— Exercise task —
Of the lines in these entries, how many contain the string "JSON"? Give the number and nothing else.

— Extracted information —

_ _ _ _

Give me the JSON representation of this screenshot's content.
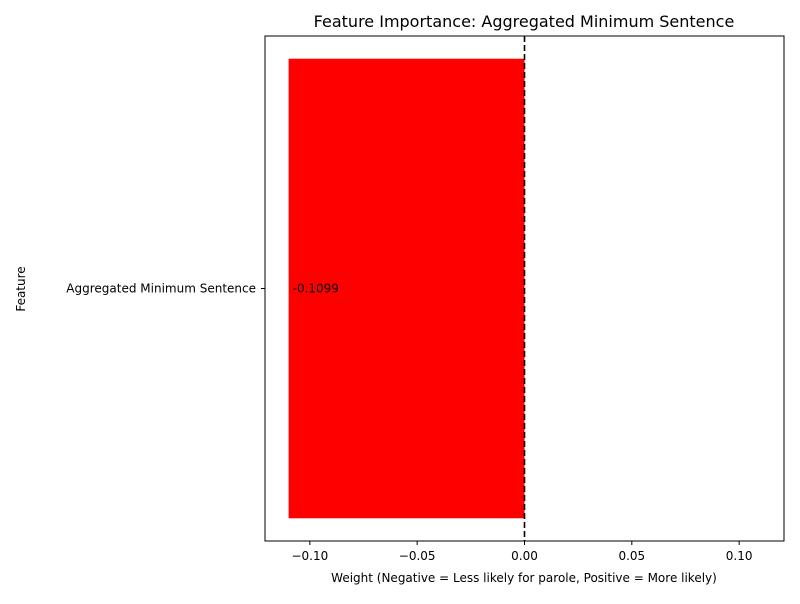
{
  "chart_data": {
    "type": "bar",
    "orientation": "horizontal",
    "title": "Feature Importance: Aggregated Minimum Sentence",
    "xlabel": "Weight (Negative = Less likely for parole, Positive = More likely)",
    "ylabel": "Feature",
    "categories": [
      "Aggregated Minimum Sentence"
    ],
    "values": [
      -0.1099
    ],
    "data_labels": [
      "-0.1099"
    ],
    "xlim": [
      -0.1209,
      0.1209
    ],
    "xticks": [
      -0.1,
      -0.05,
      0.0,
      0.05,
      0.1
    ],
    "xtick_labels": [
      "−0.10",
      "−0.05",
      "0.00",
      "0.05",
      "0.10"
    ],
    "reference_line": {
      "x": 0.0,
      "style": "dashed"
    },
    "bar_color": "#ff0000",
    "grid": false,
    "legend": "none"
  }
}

_ _ _ _

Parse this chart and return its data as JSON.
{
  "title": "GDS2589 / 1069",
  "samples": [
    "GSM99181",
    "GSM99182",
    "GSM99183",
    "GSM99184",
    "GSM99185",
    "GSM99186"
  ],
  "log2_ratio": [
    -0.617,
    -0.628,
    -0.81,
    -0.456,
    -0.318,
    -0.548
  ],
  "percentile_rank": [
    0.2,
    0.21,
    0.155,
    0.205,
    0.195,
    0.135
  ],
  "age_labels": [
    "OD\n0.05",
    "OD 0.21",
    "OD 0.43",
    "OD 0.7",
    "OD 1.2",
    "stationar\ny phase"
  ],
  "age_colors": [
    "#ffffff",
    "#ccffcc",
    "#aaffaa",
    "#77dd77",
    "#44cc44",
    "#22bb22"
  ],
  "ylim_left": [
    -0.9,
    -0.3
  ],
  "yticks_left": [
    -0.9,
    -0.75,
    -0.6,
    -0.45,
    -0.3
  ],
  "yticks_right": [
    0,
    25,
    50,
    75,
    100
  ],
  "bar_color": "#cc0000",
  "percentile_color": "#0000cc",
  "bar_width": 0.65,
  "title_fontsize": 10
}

_ _ _ _

— The answer —
2